**DATA TO USE**
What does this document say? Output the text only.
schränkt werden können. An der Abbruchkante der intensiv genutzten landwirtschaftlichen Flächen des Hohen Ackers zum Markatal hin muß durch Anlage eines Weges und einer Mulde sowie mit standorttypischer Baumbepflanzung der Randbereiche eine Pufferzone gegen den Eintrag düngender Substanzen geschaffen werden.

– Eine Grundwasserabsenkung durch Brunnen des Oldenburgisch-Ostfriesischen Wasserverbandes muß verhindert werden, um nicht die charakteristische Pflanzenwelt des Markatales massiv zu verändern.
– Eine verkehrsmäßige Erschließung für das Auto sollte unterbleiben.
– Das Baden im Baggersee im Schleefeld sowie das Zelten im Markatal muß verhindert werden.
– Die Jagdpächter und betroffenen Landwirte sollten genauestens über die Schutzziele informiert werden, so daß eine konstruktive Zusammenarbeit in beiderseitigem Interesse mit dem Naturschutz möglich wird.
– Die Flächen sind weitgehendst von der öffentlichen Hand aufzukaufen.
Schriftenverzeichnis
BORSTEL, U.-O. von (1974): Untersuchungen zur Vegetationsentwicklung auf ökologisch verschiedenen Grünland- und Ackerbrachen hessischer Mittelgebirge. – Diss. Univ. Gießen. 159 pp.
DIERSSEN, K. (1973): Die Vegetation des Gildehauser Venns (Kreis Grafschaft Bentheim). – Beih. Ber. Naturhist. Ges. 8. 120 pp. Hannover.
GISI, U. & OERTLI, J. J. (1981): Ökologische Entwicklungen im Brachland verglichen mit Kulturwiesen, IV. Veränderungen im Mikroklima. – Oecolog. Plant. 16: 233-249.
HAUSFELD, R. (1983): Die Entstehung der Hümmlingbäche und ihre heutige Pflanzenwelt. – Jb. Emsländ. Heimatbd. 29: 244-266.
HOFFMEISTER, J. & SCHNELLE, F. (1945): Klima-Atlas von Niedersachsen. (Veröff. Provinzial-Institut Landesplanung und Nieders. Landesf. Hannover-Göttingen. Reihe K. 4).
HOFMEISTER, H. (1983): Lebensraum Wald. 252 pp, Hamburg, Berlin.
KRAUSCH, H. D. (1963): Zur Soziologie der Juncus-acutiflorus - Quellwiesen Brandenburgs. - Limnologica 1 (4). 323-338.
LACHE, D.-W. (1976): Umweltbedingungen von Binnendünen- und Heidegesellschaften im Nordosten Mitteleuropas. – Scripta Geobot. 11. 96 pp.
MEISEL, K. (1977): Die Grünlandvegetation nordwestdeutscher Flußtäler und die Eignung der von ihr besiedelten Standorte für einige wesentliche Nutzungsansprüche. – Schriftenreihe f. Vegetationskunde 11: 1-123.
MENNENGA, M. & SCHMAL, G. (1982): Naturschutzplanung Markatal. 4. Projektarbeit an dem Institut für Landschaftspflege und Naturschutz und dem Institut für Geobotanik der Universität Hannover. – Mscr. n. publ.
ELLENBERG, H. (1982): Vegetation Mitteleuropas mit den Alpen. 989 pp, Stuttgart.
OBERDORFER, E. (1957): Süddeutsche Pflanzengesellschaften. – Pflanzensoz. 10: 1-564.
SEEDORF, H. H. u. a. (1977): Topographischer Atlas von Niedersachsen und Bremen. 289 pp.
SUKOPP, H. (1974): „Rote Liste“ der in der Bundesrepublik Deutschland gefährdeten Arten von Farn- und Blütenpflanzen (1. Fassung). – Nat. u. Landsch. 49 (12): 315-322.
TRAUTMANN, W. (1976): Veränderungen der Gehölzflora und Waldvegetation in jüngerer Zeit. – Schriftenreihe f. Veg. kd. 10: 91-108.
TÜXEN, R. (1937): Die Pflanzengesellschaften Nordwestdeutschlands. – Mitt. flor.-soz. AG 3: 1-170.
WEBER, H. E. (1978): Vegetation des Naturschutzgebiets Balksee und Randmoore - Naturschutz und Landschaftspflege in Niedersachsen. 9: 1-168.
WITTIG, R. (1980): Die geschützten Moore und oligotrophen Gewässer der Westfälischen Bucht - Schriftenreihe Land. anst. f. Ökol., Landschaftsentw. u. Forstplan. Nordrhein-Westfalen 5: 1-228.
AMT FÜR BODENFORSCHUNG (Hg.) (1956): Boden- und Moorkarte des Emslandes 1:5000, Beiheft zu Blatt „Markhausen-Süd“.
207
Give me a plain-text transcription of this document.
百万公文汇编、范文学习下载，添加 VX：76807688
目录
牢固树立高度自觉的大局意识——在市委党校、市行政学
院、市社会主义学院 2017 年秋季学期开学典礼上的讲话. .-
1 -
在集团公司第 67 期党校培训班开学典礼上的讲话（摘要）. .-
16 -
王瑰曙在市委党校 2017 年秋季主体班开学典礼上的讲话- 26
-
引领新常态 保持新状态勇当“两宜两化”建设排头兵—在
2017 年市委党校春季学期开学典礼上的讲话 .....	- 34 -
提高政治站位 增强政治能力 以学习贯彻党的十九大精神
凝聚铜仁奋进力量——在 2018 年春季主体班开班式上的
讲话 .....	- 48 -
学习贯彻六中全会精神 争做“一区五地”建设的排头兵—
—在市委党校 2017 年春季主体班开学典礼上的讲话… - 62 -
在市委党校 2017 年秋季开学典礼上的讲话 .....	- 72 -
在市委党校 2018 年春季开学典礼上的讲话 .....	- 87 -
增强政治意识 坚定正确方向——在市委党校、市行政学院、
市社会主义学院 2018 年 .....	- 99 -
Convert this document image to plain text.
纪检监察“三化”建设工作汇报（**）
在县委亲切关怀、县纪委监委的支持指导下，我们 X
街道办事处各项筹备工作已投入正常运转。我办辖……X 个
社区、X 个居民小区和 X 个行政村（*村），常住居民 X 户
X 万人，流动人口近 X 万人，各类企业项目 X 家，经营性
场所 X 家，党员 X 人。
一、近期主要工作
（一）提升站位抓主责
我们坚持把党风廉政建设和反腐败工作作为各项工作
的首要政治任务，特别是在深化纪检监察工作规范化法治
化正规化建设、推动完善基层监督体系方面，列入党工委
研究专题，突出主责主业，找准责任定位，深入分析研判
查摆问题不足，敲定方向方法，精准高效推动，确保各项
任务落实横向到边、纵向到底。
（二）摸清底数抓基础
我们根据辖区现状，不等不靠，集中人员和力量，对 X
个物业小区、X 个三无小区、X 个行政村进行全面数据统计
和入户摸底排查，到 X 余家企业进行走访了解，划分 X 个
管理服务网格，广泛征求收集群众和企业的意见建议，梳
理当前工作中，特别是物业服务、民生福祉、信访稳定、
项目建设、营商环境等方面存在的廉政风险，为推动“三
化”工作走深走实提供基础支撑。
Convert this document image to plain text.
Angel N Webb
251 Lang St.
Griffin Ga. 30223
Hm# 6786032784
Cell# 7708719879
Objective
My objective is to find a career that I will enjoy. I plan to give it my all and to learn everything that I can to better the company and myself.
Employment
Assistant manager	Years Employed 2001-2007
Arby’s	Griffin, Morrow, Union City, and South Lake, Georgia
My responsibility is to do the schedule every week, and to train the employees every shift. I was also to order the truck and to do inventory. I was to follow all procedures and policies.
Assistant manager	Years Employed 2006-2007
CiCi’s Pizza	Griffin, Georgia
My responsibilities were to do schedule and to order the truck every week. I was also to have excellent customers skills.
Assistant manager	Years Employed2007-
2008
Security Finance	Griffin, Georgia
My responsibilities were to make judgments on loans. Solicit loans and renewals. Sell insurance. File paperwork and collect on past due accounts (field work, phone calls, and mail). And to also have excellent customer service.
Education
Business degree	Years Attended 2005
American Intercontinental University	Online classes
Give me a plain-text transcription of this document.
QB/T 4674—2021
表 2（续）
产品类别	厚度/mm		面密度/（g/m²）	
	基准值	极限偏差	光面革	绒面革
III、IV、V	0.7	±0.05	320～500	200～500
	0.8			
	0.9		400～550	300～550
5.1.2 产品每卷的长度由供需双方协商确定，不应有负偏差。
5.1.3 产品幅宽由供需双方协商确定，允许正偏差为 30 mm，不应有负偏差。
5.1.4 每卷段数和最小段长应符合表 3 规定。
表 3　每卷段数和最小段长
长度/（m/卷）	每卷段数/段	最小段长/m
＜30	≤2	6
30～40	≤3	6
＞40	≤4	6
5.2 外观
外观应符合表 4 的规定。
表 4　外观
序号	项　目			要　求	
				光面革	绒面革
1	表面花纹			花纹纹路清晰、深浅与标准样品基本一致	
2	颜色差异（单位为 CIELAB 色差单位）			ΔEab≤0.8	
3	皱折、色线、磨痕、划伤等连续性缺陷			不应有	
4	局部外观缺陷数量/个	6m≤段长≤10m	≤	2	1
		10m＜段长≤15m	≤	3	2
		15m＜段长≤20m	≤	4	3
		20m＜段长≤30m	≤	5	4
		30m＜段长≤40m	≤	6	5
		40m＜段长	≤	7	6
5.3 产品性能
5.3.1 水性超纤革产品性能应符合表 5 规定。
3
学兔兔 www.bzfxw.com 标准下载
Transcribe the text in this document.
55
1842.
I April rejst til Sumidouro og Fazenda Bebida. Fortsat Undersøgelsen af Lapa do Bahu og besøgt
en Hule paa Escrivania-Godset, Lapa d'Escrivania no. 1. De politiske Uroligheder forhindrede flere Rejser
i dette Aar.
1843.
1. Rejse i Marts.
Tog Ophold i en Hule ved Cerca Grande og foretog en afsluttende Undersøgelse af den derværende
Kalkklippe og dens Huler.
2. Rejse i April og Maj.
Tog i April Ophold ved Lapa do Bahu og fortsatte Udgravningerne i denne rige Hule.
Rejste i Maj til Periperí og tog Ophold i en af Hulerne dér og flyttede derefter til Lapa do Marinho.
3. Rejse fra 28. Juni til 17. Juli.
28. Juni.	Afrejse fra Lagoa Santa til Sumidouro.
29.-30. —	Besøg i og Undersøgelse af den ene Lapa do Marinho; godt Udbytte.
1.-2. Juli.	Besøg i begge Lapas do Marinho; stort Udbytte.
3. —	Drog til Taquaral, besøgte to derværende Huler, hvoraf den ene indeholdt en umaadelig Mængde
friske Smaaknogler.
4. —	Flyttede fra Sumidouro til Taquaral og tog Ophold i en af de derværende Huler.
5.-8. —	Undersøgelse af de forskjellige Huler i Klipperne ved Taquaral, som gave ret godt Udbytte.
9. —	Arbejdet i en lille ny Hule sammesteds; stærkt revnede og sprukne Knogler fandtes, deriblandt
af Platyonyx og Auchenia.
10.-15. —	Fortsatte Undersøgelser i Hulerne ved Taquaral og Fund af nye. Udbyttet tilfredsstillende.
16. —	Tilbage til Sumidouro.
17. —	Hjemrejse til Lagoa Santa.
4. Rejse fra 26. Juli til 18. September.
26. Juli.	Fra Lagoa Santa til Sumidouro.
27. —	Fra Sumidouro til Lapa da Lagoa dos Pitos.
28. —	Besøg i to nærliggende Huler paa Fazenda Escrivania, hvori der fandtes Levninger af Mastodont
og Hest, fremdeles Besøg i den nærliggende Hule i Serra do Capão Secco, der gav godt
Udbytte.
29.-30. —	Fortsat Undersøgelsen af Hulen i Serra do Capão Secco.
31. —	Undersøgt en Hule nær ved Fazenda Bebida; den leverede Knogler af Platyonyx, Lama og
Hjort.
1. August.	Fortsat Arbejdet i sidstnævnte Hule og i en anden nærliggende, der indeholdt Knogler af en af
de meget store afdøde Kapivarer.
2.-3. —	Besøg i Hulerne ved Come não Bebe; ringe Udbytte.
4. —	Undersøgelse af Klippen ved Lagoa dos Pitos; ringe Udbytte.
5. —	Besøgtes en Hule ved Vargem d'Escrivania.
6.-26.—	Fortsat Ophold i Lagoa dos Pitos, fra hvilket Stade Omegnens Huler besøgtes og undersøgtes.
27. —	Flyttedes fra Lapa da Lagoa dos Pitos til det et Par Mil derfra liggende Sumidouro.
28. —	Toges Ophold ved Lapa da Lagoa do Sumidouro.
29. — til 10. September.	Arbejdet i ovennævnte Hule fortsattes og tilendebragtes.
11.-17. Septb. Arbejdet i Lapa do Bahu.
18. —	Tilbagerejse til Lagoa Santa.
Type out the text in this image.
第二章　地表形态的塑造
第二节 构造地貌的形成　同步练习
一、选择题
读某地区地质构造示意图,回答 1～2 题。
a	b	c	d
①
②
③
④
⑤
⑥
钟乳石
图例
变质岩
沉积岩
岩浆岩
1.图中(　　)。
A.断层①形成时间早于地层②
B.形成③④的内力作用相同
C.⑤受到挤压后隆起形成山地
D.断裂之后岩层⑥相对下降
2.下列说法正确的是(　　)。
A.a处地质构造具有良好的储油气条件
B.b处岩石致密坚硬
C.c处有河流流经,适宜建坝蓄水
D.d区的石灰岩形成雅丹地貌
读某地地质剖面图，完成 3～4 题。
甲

**THE EXERCISE**
Gather, from the listing above, every line carrying the word "ringe".

**RESPONSE TO THIS TASK**
2.-3. —	Besøg i Hulerne ved Come não Bebe; ringe Udbytte.
4. —	Undersøgelse af Klippen ved Lagoa dos Pitos; ringe Udbytte.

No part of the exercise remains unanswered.